Your instructions:
The exercise asks you to copy every line below in which "VlsE" appears.

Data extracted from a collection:
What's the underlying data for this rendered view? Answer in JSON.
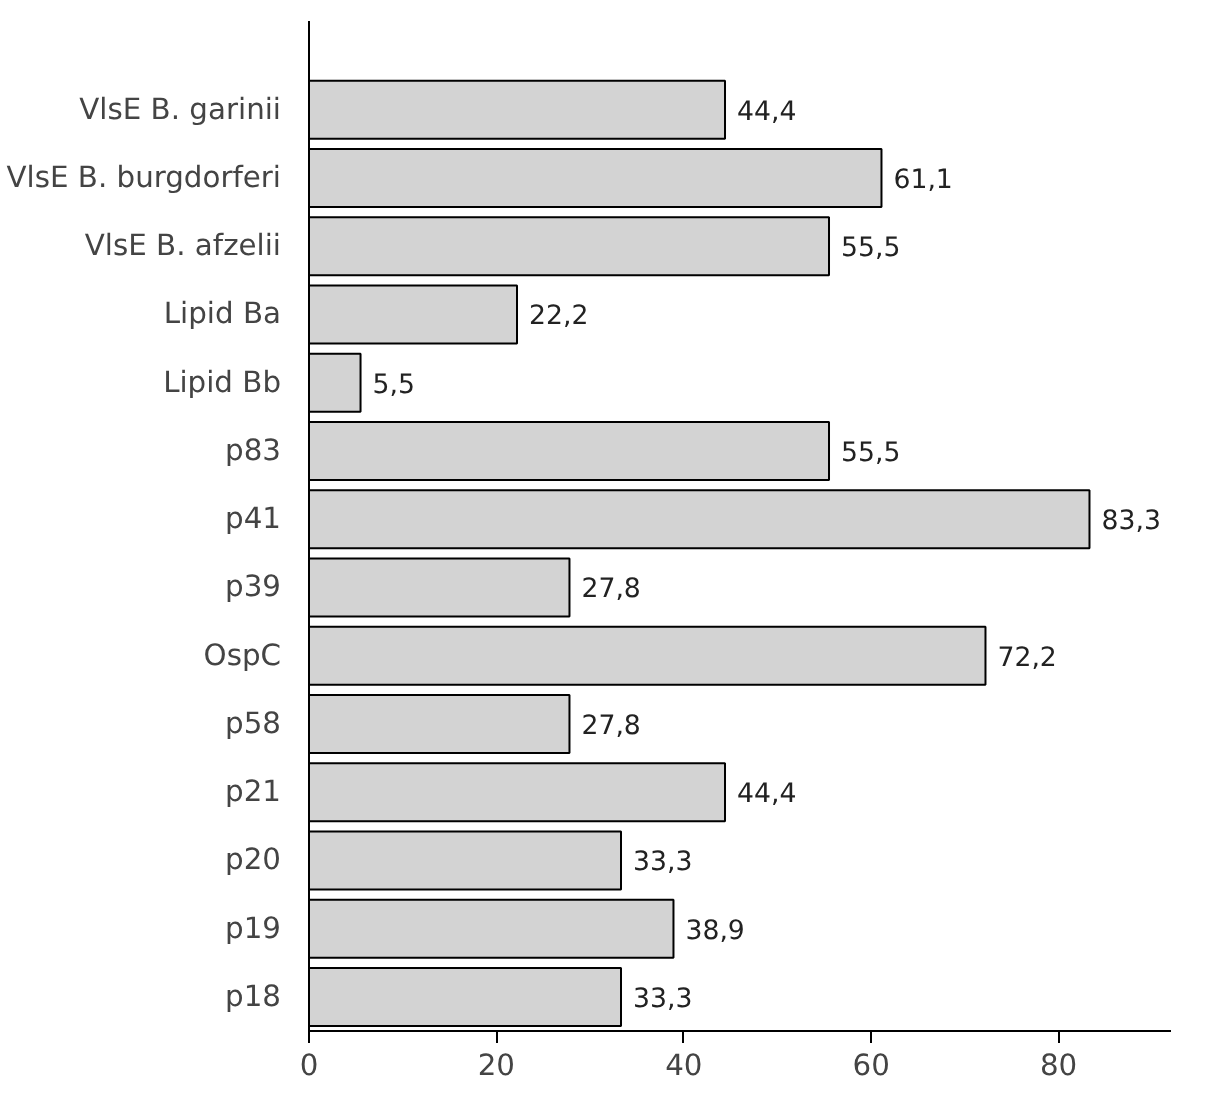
{
  "chart_data": {
    "type": "bar",
    "orientation": "horizontal",
    "categories": [
      "VlsE B. garinii",
      "VlsE B. burgdorferi",
      "VlsE B. afzelii",
      "Lipid Ba",
      "Lipid Bb",
      "p83",
      "p41",
      "p39",
      "OspC",
      "p58",
      "p21",
      "p20",
      "p19",
      "p18"
    ],
    "values": [
      44.4,
      61.1,
      55.5,
      22.2,
      5.5,
      55.5,
      83.3,
      27.8,
      72.2,
      27.8,
      44.4,
      33.3,
      38.9,
      33.3
    ],
    "value_labels": [
      "44,4",
      "61,1",
      "55,5",
      "22,2",
      "5,5",
      "55,5",
      "83,3",
      "27,8",
      "72,2",
      "27,8",
      "44,4",
      "33,3",
      "38,9",
      "33,3"
    ],
    "color": "#d3d3d3",
    "xlim": [
      0,
      92
    ],
    "xticks": [
      0,
      20,
      40,
      60,
      80
    ],
    "grid": false
  }
}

Answer:
      "VlsE B. garinii",
      "VlsE B. burgdorferi",
      "VlsE B. afzelii",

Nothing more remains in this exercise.